• Exercise aim: Every record here needs to be written out again exactly.

(Data entries for graphics)
________________________

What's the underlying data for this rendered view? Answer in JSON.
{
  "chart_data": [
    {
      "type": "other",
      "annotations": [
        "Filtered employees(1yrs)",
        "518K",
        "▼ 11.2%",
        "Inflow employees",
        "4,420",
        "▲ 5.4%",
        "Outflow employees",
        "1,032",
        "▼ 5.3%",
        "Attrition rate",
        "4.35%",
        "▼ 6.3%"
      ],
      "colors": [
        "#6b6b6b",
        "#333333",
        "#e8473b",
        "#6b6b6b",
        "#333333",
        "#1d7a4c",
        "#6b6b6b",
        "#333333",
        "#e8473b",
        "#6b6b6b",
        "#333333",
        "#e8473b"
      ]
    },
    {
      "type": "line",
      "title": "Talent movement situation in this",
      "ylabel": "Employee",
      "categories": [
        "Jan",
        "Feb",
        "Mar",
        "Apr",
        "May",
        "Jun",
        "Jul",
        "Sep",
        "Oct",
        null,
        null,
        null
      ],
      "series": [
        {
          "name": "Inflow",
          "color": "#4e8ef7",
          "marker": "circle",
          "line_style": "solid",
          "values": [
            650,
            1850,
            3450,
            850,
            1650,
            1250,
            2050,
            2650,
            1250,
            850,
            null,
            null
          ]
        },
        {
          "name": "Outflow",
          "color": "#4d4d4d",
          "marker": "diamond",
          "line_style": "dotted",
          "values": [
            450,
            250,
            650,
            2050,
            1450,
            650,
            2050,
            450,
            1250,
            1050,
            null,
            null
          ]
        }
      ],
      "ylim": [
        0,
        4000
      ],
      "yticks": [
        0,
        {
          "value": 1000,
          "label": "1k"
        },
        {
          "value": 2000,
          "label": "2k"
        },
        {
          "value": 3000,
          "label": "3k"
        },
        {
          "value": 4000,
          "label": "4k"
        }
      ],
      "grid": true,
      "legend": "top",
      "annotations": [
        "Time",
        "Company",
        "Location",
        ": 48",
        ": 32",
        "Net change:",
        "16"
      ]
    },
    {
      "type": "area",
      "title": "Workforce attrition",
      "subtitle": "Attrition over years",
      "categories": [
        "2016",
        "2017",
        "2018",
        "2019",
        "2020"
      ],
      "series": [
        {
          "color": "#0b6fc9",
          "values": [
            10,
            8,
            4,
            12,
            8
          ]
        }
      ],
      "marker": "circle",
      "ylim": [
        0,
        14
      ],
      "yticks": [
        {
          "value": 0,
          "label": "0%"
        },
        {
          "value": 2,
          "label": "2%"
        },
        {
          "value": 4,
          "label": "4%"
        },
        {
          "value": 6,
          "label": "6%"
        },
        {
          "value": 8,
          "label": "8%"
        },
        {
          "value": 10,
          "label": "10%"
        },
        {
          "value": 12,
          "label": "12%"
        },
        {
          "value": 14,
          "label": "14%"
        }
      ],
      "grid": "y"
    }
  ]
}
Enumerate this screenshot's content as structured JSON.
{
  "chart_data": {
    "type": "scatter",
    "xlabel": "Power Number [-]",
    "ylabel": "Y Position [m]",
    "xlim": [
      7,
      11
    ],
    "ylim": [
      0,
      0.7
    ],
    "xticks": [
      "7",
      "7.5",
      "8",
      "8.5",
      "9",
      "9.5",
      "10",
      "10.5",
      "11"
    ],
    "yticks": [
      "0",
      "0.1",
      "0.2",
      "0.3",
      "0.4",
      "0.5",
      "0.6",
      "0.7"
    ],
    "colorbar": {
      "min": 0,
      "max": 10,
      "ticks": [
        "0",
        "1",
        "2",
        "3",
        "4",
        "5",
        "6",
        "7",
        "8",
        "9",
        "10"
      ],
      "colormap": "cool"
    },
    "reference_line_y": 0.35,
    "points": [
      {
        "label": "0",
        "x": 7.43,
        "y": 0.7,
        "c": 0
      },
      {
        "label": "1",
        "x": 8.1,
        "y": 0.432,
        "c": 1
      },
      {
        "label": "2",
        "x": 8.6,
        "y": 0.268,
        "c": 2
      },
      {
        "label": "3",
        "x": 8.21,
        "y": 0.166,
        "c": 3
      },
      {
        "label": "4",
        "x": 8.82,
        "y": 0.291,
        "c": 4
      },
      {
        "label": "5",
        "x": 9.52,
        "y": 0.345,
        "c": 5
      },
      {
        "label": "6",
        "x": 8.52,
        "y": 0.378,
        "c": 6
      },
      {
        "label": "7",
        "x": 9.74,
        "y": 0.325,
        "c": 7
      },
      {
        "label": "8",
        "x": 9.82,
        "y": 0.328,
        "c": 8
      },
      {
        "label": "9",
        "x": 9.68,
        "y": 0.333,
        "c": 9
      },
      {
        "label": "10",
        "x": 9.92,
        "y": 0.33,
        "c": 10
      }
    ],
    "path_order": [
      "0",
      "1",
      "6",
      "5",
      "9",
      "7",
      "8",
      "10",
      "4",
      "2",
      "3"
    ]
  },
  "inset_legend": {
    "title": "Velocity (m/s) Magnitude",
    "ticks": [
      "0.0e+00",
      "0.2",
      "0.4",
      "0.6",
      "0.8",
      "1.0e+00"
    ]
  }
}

________________________

• The completed task:
What's the underlying data for this rendered view? Answer in JSON.
{
  "chart_data": [
    {
      "type": "other",
      "annotations": [
        "Filtered employees(1yrs)",
        "518K",
        "▼ 11.2%",
        "Inflow employees",
        "4,420",
        "▲ 5.4%",
        "Outflow employees",
        "1,032",
        "▼ 5.3%",
        "Attrition rate",
        "4.35%",
        "▼ 6.3%"
      ],
      "colors": [
        "#6b6b6b",
        "#333333",
        "#e8473b",
        "#6b6b6b",
        "#333333",
        "#1d7a4c",
        "#6b6b6b",
        "#333333",
        "#e8473b",
        "#6b6b6b",
        "#333333",
        "#e8473b"
      ]
    },
    {
      "type": "line",
      "title": "Talent movement situation in this",
      "ylabel": "Employee",
      "categories": [
        "Jan",
        "Feb",
        "Mar",
        "Apr",
        "May",
        "Jun",
        "Jul",
        "Sep",
        "Oct",
        null,
        null,
        null
      ],
      "series": [
        {
          "name": "Inflow",
          "color": "#4e8ef7",
          "marker": "circle",
          "line_style": "solid",
          "values": [
            650,
            1850,
            3450,
            850,
            1650,
            1250,
            2050,
            2650,
            1250,
            850,
            null,
            null
          ]
        },
        {
          "name": "Outflow",
          "color": "#4d4d4d",
          "marker": "diamond",
          "line_style": "dotted",
          "values": [
            450,
            250,
            650,
            2050,
            1450,
            650,
            2050,
            450,
            1250,
            1050,
            null,
            null
          ]
        }
      ],
      "ylim": [
        0,
        4000
      ],
      "yticks": [
        0,
        {
          "value": 1000,
          "label": "1k"
        },
        {
          "value": 2000,
          "label": "2k"
        },
        {
          "value": 3000,
          "label": "3k"
        },
        {
          "value": 4000,
          "label": "4k"
        }
      ],
      "grid": true,
      "legend": "top",
      "annotations": [
        "Time",
        "Company",
        "Location",
        ": 48",
        ": 32",
        "Net change:",
        "16"
      ]
    },
    {
      "type": "area",
      "title": "Workforce attrition",
      "subtitle": "Attrition over years",
      "categories": [
        "2016",
        "2017",
        "2018",
        "2019",
        "2020"
      ],
      "series": [
        {
          "color": "#0b6fc9",
          "values": [
            10,
            8,
            4,
            12,
            8
          ]
        }
      ],
      "marker": "circle",
      "ylim": [
        0,
        14
      ],
      "yticks": [
        {
          "value": 0,
          "label": "0%"
        },
        {
          "value": 2,
          "label": "2%"
        },
        {
          "value": 4,
          "label": "4%"
        },
        {
          "value": 6,
          "label": "6%"
        },
        {
          "value": 8,
          "label": "8%"
        },
        {
          "value": 10,
          "label": "10%"
        },
        {
          "value": 12,
          "label": "12%"
        },
        {
          "value": 14,
          "label": "14%"
        }
      ],
      "grid": "y"
    }
  ]
}
Enumerate this screenshot's content as structured JSON.
{
  "chart_data": {
    "type": "scatter",
    "xlabel": "Power Number [-]",
    "ylabel": "Y Position [m]",
    "xlim": [
      7,
      11
    ],
    "ylim": [
      0,
      0.7
    ],
    "xticks": [
      "7",
      "7.5",
      "8",
      "8.5",
      "9",
      "9.5",
      "10",
      "10.5",
      "11"
    ],
    "yticks": [
      "0",
      "0.1",
      "0.2",
      "0.3",
      "0.4",
      "0.5",
      "0.6",
      "0.7"
    ],
    "colorbar": {
      "min": 0,
      "max": 10,
      "ticks": [
        "0",
        "1",
        "2",
        "3",
        "4",
        "5",
        "6",
        "7",
        "8",
        "9",
        "10"
      ],
      "colormap": "cool"
    },
    "reference_line_y": 0.35,
    "points": [
      {
        "label": "0",
        "x": 7.43,
        "y": 0.7,
        "c": 0
      },
      {
        "label": "1",
        "x": 8.1,
        "y": 0.432,
        "c": 1
      },
      {
        "label": "2",
        "x": 8.6,
        "y": 0.268,
        "c": 2
      },
      {
        "label": "3",
        "x": 8.21,
        "y": 0.166,
        "c": 3
      },
      {
        "label": "4",
        "x": 8.82,
        "y": 0.291,
        "c": 4
      },
      {
        "label": "5",
        "x": 9.52,
        "y": 0.345,
        "c": 5
      },
      {
        "label": "6",
        "x": 8.52,
        "y": 0.378,
        "c": 6
      },
      {
        "label": "7",
        "x": 9.74,
        "y": 0.325,
        "c": 7
      },
      {
        "label": "8",
        "x": 9.82,
        "y": 0.328,
        "c": 8
      },
      {
        "label": "9",
        "x": 9.68,
        "y": 0.333,
        "c": 9
      },
      {
        "label": "10",
        "x": 9.92,
        "y": 0.33,
        "c": 10
      }
    ],
    "path_order": [
      "0",
      "1",
      "6",
      "5",
      "9",
      "7",
      "8",
      "10",
      "4",
      "2",
      "3"
    ]
  },
  "inset_legend": {
    "title": "Velocity (m/s) Magnitude",
    "ticks": [
      "0.0e+00",
      "0.2",
      "0.4",
      "0.6",
      "0.8",
      "1.0e+00"
    ]
  }
}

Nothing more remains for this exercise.